[The input]:
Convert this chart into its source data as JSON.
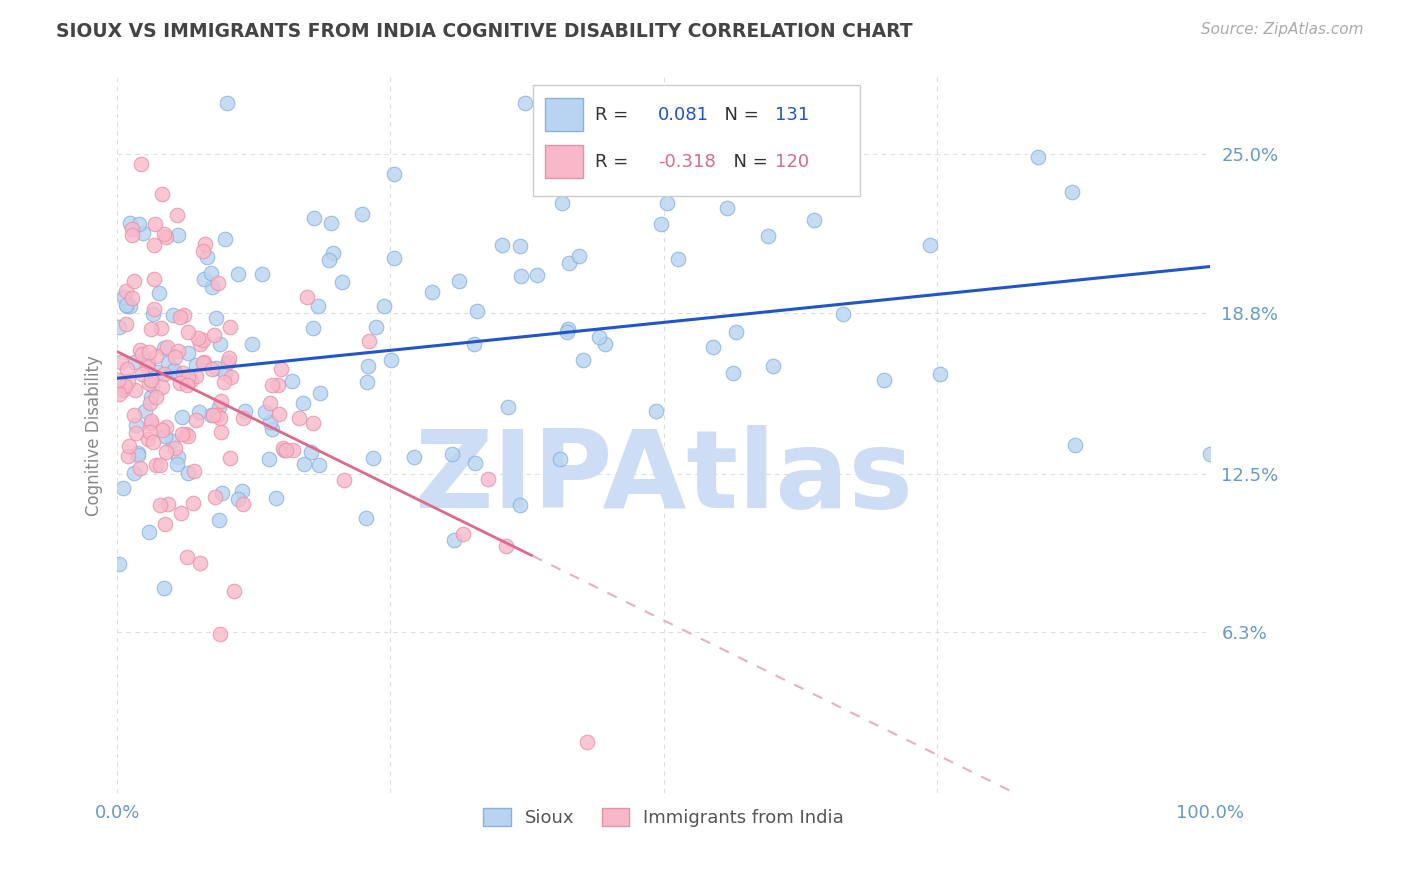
{
  "title": "SIOUX VS IMMIGRANTS FROM INDIA COGNITIVE DISABILITY CORRELATION CHART",
  "source_text": "Source: ZipAtlas.com",
  "ylabel": "Cognitive Disability",
  "y_ticks": [
    0.063,
    0.125,
    0.188,
    0.25
  ],
  "y_tick_labels": [
    "6.3%",
    "12.5%",
    "18.8%",
    "25.0%"
  ],
  "xlim": [
    0.0,
    1.0
  ],
  "ylim": [
    0.0,
    0.28
  ],
  "legend_r1_prefix": "R = ",
  "legend_r1_val": "0.081",
  "legend_n1_prefix": "N = ",
  "legend_n1_val": "131",
  "legend_r2_prefix": "R = ",
  "legend_r2_val": "-0.318",
  "legend_n2_prefix": "N = ",
  "legend_n2_val": "120",
  "series1_color": "#b8d4f0",
  "series1_edge": "#88b0e0",
  "series2_color": "#f8b8c8",
  "series2_edge": "#e890a8",
  "line1_color": "#2255cc",
  "line2_color": "#e06888",
  "line2_dash_color": "#e8b0c0",
  "background_color": "#ffffff",
  "grid_color": "#dddddd",
  "watermark": "ZIPAtlas",
  "watermark_color": "#ccddf5",
  "title_color": "#444444",
  "axis_label_color": "#6699cc",
  "r_color_blue": "#2255cc",
  "r_color_pink": "#e06888",
  "n_color": "#333333",
  "seed1": 42,
  "seed2": 123,
  "n1": 131,
  "n2": 120,
  "r1": 0.081,
  "r2": -0.318
}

[Short exercise]: Retype each line of the listing above word for word. Exclude the pictures.

[Written solution]:
Convert this chart into its source data as JSON.
{
  "title": "SIOUX VS IMMIGRANTS FROM INDIA COGNITIVE DISABILITY CORRELATION CHART",
  "source_text": "Source: ZipAtlas.com",
  "ylabel": "Cognitive Disability",
  "y_ticks": [
    0.063,
    0.125,
    0.188,
    0.25
  ],
  "y_tick_labels": [
    "6.3%",
    "12.5%",
    "18.8%",
    "25.0%"
  ],
  "xlim": [
    0.0,
    1.0
  ],
  "ylim": [
    0.0,
    0.28
  ],
  "legend_r1_prefix": "R = ",
  "legend_r1_val": "0.081",
  "legend_n1_prefix": "N = ",
  "legend_n1_val": "131",
  "legend_r2_prefix": "R = ",
  "legend_r2_val": "-0.318",
  "legend_n2_prefix": "N = ",
  "legend_n2_val": "120",
  "series1_color": "#b8d4f0",
  "series1_edge": "#88b0e0",
  "series2_color": "#f8b8c8",
  "series2_edge": "#e890a8",
  "line1_color": "#2255cc",
  "line2_color": "#e06888",
  "line2_dash_color": "#e8b0c0",
  "background_color": "#ffffff",
  "grid_color": "#dddddd",
  "watermark": "ZIPAtlas",
  "watermark_color": "#ccddf5",
  "title_color": "#444444",
  "axis_label_color": "#6699cc",
  "r_color_blue": "#2255cc",
  "r_color_pink": "#e06888",
  "n_color": "#333333",
  "seed1": 42,
  "seed2": 123,
  "n1": 131,
  "n2": 120,
  "r1": 0.081,
  "r2": -0.318
}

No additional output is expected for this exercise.